▸ Stated problem
Read the material below and count the lines holding the string "JSON". Give that count with nothing added.

[Stored data]
┄┄┄┄┄┄┄┄┄┄
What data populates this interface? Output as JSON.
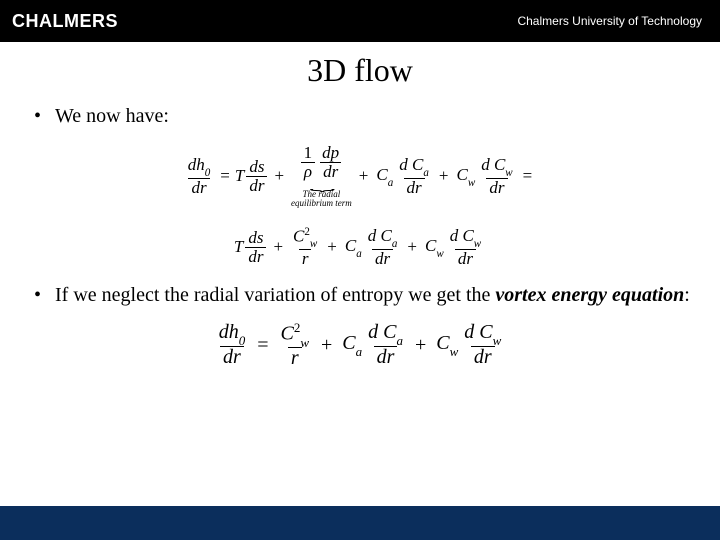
{
  "header": {
    "logo_text": "CHALMERS",
    "university": "Chalmers University of Technology"
  },
  "slide": {
    "title": "3D flow",
    "bullet1": "We now have:",
    "bullet2_a": "If we neglect the radial variation of entropy we get the ",
    "bullet2_b": "vortex energy equation",
    "bullet2_c": ":"
  },
  "equations": {
    "brace_label_line1": "The radial",
    "brace_label_line2": "equilibrium term",
    "h0": "dh",
    "zero": "0",
    "dr": "dr",
    "T": "T",
    "ds": "ds",
    "one": "1",
    "rho": "ρ",
    "dp": "dp",
    "Ca": "C",
    "a": "a",
    "dCa": "d C",
    "Cw": "C",
    "w": "w",
    "dCw": "d C",
    "Cw2": "C",
    "two": "2",
    "r": "r"
  },
  "style": {
    "brand_bar_bg": "#000000",
    "footer_bg": "#0b2e5c",
    "text": "#000000",
    "slide_bg": "#ffffff"
  }
}
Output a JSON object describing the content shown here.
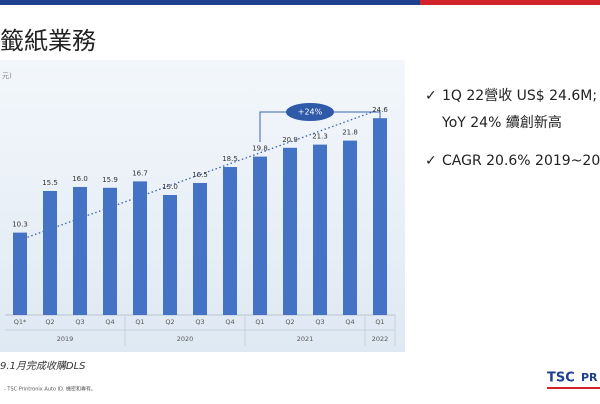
{
  "slide": {
    "title": "籤紙業務",
    "bullets": [
      [
        "1Q 22營收 US$ 24.6M;",
        "YoY 24% 續創新高"
      ],
      [
        "CAGR 20.6%  2019~20"
      ]
    ],
    "footnote": "9.1月完成收購DLS",
    "copyright": "- TSC Printronix Auto ID. 機密和專有。",
    "logo": [
      "TSC",
      "PR"
    ]
  },
  "chart_data": {
    "type": "bar",
    "y_label": "元)",
    "categories": [
      "Q1*",
      "Q2",
      "Q3",
      "Q4",
      "Q1",
      "Q2",
      "Q3",
      "Q4",
      "Q1",
      "Q2",
      "Q3",
      "Q4",
      "Q1"
    ],
    "category_groups": [
      "2019",
      "2019",
      "2019",
      "2019",
      "2020",
      "2020",
      "2020",
      "2020",
      "2021",
      "2021",
      "2021",
      "2021",
      "2022"
    ],
    "values": [
      10.3,
      15.5,
      16.0,
      15.9,
      16.7,
      15.0,
      16.5,
      18.5,
      19.8,
      20.9,
      21.3,
      21.8,
      24.6
    ],
    "value_labels": [
      "10.3",
      "15.5",
      "16.0",
      "15.9",
      "16.7",
      "15.0",
      "16.5",
      "18.5",
      "19.8",
      "20.9",
      "21.3",
      "21.8",
      "24.6"
    ],
    "color": "#4472c4",
    "ylim": [
      0,
      25
    ],
    "annotation": "+24%"
  }
}
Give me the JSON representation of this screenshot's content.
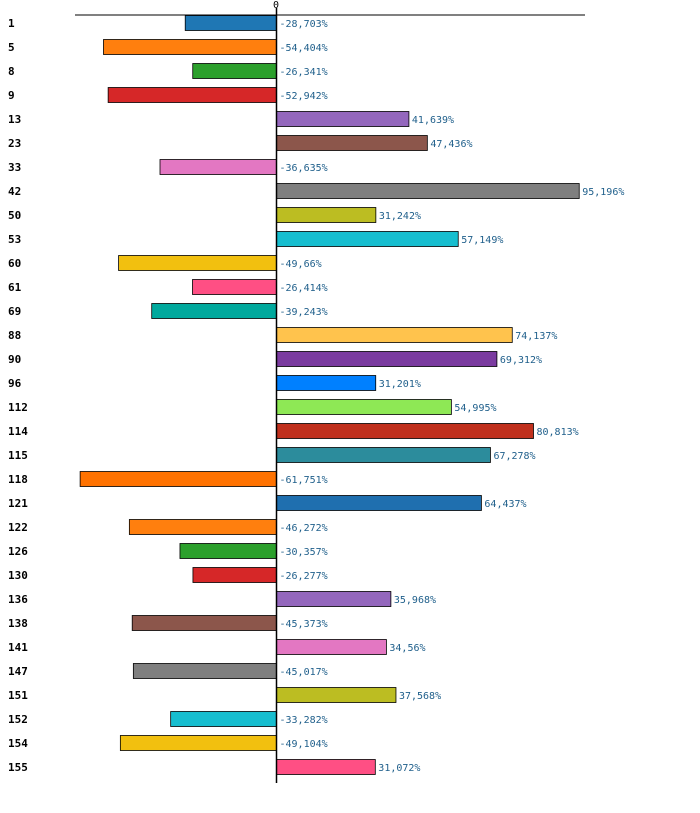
┄┄┄┄┄┄┄┄┄┄
▸ Exercise answer
3